Given instruction
What follows is a listing. Return every line of it exactly.

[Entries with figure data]
—————
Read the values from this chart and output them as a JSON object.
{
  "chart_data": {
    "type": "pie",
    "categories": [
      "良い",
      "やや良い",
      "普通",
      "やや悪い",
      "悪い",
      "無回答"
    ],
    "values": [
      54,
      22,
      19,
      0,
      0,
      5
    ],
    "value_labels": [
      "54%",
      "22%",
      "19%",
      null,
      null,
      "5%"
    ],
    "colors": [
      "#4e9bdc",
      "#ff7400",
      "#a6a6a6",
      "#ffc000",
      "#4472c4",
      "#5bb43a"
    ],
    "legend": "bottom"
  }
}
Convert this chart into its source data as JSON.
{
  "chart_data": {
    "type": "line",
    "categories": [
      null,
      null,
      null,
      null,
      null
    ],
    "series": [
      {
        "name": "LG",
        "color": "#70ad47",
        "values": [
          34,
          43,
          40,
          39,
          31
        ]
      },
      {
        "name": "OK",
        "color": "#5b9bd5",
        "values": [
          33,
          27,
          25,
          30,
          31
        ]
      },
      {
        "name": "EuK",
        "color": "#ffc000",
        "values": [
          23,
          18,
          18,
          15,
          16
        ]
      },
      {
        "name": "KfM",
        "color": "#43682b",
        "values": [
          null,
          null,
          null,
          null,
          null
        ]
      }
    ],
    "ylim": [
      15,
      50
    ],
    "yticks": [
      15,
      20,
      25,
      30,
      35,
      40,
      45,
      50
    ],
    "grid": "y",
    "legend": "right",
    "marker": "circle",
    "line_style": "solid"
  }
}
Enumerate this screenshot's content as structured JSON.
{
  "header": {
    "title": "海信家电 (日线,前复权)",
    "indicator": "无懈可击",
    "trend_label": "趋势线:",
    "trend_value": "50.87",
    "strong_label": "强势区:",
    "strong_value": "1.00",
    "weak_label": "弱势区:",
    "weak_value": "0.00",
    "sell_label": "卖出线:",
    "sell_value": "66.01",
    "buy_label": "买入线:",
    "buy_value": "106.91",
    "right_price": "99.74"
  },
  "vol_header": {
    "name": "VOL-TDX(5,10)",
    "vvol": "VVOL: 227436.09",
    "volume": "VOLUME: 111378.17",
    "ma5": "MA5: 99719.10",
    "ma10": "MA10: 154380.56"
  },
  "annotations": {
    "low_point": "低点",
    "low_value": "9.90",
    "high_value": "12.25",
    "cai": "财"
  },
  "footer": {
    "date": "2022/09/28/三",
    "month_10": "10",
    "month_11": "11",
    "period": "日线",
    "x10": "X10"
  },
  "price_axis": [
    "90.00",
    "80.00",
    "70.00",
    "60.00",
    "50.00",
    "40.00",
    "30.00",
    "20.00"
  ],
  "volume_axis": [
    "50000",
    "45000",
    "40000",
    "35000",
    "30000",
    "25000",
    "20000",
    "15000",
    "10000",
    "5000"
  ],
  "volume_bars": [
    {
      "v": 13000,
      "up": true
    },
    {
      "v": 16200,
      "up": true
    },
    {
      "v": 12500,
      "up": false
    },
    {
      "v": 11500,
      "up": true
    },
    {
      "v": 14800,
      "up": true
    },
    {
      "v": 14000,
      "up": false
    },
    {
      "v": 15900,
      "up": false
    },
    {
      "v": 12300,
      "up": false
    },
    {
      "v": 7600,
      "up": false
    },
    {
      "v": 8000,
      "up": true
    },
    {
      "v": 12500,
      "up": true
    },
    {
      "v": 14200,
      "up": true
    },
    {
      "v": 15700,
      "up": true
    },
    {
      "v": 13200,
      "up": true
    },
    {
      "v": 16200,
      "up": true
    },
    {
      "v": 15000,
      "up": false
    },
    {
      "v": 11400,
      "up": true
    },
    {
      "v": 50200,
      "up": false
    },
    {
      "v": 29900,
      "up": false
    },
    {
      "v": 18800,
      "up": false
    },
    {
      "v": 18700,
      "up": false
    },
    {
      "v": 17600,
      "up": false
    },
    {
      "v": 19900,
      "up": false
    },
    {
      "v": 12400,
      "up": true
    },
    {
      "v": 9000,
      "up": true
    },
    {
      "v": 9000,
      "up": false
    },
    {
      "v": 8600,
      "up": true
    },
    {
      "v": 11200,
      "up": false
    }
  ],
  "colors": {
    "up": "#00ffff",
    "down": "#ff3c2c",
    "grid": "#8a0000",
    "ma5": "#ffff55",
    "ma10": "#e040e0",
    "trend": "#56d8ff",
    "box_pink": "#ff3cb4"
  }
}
—————
Right answer
Read the values from this chart and output them as a JSON object.
{
  "chart_data": {
    "type": "pie",
    "categories": [
      "良い",
      "やや良い",
      "普通",
      "やや悪い",
      "悪い",
      "無回答"
    ],
    "values": [
      54,
      22,
      19,
      0,
      0,
      5
    ],
    "value_labels": [
      "54%",
      "22%",
      "19%",
      null,
      null,
      "5%"
    ],
    "colors": [
      "#4e9bdc",
      "#ff7400",
      "#a6a6a6",
      "#ffc000",
      "#4472c4",
      "#5bb43a"
    ],
    "legend": "bottom"
  }
}
Convert this chart into its source data as JSON.
{
  "chart_data": {
    "type": "line",
    "categories": [
      null,
      null,
      null,
      null,
      null
    ],
    "series": [
      {
        "name": "LG",
        "color": "#70ad47",
        "values": [
          34,
          43,
          40,
          39,
          31
        ]
      },
      {
        "name": "OK",
        "color": "#5b9bd5",
        "values": [
          33,
          27,
          25,
          30,
          31
        ]
      },
      {
        "name": "EuK",
        "color": "#ffc000",
        "values": [
          23,
          18,
          18,
          15,
          16
        ]
      },
      {
        "name": "KfM",
        "color": "#43682b",
        "values": [
          null,
          null,
          null,
          null,
          null
        ]
      }
    ],
    "ylim": [
      15,
      50
    ],
    "yticks": [
      15,
      20,
      25,
      30,
      35,
      40,
      45,
      50
    ],
    "grid": "y",
    "legend": "right",
    "marker": "circle",
    "line_style": "solid"
  }
}
Enumerate this screenshot's content as structured JSON.
{
  "header": {
    "title": "海信家电 (日线,前复权)",
    "indicator": "无懈可击",
    "trend_label": "趋势线:",
    "trend_value": "50.87",
    "strong_label": "强势区:",
    "strong_value": "1.00",
    "weak_label": "弱势区:",
    "weak_value": "0.00",
    "sell_label": "卖出线:",
    "sell_value": "66.01",
    "buy_label": "买入线:",
    "buy_value": "106.91",
    "right_price": "99.74"
  },
  "vol_header": {
    "name": "VOL-TDX(5,10)",
    "vvol": "VVOL: 227436.09",
    "volume": "VOLUME: 111378.17",
    "ma5": "MA5: 99719.10",
    "ma10": "MA10: 154380.56"
  },
  "annotations": {
    "low_point": "低点",
    "low_value": "9.90",
    "high_value": "12.25",
    "cai": "财"
  },
  "footer": {
    "date": "2022/09/28/三",
    "month_10": "10",
    "month_11": "11",
    "period": "日线",
    "x10": "X10"
  },
  "price_axis": [
    "90.00",
    "80.00",
    "70.00",
    "60.00",
    "50.00",
    "40.00",
    "30.00",
    "20.00"
  ],
  "volume_axis": [
    "50000",
    "45000",
    "40000",
    "35000",
    "30000",
    "25000",
    "20000",
    "15000",
    "10000",
    "5000"
  ],
  "volume_bars": [
    {
      "v": 13000,
      "up": true
    },
    {
      "v": 16200,
      "up": true
    },
    {
      "v": 12500,
      "up": false
    },
    {
      "v": 11500,
      "up": true
    },
    {
      "v": 14800,
      "up": true
    },
    {
      "v": 14000,
      "up": false
    },
    {
      "v": 15900,
      "up": false
    },
    {
      "v": 12300,
      "up": false
    },
    {
      "v": 7600,
      "up": false
    },
    {
      "v": 8000,
      "up": true
    },
    {
      "v": 12500,
      "up": true
    },
    {
      "v": 14200,
      "up": true
    },
    {
      "v": 15700,
      "up": true
    },
    {
      "v": 13200,
      "up": true
    },
    {
      "v": 16200,
      "up": true
    },
    {
      "v": 15000,
      "up": false
    },
    {
      "v": 11400,
      "up": true
    },
    {
      "v": 50200,
      "up": false
    },
    {
      "v": 29900,
      "up": false
    },
    {
      "v": 18800,
      "up": false
    },
    {
      "v": 18700,
      "up": false
    },
    {
      "v": 17600,
      "up": false
    },
    {
      "v": 19900,
      "up": false
    },
    {
      "v": 12400,
      "up": true
    },
    {
      "v": 9000,
      "up": true
    },
    {
      "v": 9000,
      "up": false
    },
    {
      "v": 8600,
      "up": true
    },
    {
      "v": 11200,
      "up": false
    }
  ],
  "colors": {
    "up": "#00ffff",
    "down": "#ff3c2c",
    "grid": "#8a0000",
    "ma5": "#ffff55",
    "ma10": "#e040e0",
    "trend": "#56d8ff",
    "box_pink": "#ff3cb4"
  }
}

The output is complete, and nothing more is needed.